> [The exercise] Go through the listing below and gather every line with the word "Сведения".

## start The records

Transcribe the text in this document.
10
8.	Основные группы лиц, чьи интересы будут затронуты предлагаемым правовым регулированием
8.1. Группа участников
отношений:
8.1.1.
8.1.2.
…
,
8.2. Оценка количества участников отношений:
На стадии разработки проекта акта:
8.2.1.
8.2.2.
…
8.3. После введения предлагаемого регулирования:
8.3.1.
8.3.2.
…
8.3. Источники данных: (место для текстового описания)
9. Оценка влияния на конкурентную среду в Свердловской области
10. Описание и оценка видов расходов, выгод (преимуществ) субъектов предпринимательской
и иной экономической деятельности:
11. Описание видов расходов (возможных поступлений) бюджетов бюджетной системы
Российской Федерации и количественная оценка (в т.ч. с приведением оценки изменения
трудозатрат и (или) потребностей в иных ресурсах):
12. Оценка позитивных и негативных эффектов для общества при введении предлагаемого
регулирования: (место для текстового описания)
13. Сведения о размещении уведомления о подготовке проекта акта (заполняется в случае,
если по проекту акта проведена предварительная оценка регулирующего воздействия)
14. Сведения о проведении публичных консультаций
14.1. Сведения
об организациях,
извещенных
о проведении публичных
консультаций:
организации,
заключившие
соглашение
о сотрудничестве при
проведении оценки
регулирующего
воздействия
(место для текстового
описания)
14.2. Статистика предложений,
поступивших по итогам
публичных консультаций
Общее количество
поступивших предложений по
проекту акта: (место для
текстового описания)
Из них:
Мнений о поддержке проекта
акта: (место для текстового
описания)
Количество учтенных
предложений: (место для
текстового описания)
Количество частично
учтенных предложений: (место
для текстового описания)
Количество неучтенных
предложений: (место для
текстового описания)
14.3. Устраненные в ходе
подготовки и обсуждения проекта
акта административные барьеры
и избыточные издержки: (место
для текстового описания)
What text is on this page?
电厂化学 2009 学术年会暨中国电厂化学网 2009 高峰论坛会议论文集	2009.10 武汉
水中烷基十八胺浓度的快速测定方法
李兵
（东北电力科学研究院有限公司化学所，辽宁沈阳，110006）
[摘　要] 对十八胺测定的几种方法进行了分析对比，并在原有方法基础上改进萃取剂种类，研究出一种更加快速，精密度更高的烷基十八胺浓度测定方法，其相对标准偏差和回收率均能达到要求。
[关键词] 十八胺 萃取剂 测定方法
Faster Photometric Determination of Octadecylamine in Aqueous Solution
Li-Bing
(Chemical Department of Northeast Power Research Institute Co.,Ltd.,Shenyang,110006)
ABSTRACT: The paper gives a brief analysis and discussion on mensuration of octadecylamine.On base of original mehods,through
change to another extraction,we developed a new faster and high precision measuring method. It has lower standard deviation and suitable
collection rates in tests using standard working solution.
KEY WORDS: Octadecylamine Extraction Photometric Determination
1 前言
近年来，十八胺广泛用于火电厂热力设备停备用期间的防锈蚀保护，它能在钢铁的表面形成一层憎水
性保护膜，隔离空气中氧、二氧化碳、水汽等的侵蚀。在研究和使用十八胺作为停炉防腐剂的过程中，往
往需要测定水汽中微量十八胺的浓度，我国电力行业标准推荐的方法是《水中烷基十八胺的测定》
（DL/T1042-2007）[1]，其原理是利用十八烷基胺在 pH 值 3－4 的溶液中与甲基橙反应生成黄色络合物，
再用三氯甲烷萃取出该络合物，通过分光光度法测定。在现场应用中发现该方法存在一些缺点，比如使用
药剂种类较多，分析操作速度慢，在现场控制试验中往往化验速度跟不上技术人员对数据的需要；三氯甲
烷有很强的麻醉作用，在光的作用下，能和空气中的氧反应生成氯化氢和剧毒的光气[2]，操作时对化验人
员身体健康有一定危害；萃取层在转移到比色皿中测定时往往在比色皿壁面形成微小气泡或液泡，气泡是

## end The records

> [Exercise solution]
13. Сведения о размещении уведомления о подготовке проекта акта (заполняется в случае,
14. Сведения о проведении публичных консультаций
14.1. Сведения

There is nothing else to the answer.